TEXT PROVIDED:
Monday, August 06, 2007

NFJS: How to build a team...maybe

[More of my first No Fluff, Just Stuff experience]

Build Teams, Not Products with Jared Richardson was one "No Fluff, Just Stuff" session that actually surprised me. I went in with low expectations, thinking I would be taking a break from the long day of lectures, and ended up really enjoying the talk even though the content wasn't groundbreaking - something I've complained about with other NFJS sessions.

Jared started off by talking about employee motivation using Maslow's hierarchy of needs. He broke down IT worker motivation to the follow needs
  • Self improvement
  • Respect
  • Belonging
  • Job Security
This is not an exhaustive list, of course, but something that some employers neglect all too often.

Jared then laid out six "principles" of team building each with a corresponding "anti-pattern." They are


During the rest of the session, Jared kept referring back to these principles when he introduced a new best practice. This was a great way to tie everyday work practices back to a set of core principles - an exercise that organizations should probably do on a regular basis.

We then moved on to the best practices. Like I said above, these were not groundbreaking ideas that are new to the industry. They are things that most companies have probably done in one form or another. I've done several of them at different times in my career. What made this session interesting was how we connected each best practice back to a core principle, and also, how Jared illustrated each with an anecdote.

Here are the best practices
  • Daily meetings
    • Three questions
    • One minute per person
    • Everyone talks
    • Scrum
  • Code reviews
    • Fast and frequent
    • One-on-one
    • Rotate reviewers
    • Teach by asking
  • Team-wide architecture
    • Design as a team
    • Requires a leader
    • Everyone hears, contributes, learns
  • Test automation
    • Automate boring work
    • Remove personal touch
  • Task lists
    • The source of work
Nothing new here. As an exercise for the reader, relate each of those practices back to the principles above.

DATA SHOWN:

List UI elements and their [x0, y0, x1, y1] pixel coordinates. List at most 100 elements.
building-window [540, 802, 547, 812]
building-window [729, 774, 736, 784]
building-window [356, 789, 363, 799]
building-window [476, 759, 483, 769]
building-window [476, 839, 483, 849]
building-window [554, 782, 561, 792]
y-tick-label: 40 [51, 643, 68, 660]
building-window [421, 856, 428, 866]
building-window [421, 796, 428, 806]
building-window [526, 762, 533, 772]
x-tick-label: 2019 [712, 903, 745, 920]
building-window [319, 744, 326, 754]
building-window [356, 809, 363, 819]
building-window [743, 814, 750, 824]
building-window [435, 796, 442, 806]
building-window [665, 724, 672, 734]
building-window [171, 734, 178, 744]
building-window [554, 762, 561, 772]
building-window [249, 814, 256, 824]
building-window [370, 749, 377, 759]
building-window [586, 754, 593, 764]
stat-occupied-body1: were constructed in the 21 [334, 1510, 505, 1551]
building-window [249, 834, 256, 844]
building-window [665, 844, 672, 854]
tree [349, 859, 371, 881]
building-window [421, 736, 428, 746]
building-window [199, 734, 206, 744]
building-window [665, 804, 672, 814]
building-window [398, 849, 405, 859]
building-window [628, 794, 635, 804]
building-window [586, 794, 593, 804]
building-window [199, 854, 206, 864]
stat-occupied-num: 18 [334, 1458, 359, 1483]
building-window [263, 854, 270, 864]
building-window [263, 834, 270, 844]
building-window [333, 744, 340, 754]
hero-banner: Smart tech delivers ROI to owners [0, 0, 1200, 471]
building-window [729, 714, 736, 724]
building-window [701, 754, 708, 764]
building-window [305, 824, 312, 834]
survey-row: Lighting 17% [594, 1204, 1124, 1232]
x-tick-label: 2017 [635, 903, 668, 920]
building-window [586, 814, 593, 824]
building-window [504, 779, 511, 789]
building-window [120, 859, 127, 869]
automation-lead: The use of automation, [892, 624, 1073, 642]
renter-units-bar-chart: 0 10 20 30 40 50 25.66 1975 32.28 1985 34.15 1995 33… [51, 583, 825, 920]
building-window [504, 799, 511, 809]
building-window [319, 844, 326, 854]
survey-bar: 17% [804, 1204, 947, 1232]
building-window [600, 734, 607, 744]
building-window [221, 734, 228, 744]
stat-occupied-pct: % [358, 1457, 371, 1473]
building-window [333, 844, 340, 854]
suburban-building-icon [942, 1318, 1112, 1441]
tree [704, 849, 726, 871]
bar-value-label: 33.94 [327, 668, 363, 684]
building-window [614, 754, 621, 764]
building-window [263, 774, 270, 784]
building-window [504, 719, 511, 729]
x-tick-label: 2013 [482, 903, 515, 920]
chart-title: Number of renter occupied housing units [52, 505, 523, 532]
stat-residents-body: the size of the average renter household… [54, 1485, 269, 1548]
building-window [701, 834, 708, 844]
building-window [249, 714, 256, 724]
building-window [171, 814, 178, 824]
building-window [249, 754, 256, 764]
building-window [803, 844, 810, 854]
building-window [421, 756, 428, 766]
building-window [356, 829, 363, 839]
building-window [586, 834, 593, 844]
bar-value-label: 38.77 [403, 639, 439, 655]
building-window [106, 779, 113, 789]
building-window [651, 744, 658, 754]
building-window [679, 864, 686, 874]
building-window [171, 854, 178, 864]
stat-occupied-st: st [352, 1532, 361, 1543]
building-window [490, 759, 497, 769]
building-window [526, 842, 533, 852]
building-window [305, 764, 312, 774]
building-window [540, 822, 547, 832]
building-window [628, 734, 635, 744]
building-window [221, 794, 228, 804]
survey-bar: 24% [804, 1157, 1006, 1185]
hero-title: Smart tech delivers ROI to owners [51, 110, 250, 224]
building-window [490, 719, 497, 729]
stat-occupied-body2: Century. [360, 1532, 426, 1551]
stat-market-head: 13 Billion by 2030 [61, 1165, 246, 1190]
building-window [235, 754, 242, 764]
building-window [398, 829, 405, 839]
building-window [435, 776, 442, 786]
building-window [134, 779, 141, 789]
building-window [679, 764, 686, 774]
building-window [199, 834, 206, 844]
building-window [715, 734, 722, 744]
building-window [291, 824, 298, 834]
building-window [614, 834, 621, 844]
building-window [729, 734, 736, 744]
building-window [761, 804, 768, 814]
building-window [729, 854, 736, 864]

AIM OF THE TASK: Swap "motivation" for "engagement" in the team-building session post, beginning at the words "[More of my" and stopping after "all too often.".

SOLUTION:
[More of my first No Fluff, Just Stuff experience]

Build Teams, Not Products with Jared Richardson was one "No Fluff, Just Stuff" session that actually surprised me. I went in with low expectations, thinking I would be taking a break from the long day of lectures, and ended up really enjoying the talk even though the content wasn't groundbreaking - something I've complained about with other NFJS sessions.

Jared started off by talking about employee engagement using Maslow's hierarchy of needs. He broke down IT worker engagement to the follow needs
  • Self improvement
  • Respect
  • Belonging
  • Job Security
This is not an exhaustive list, of course, but something that some employers neglect all too often.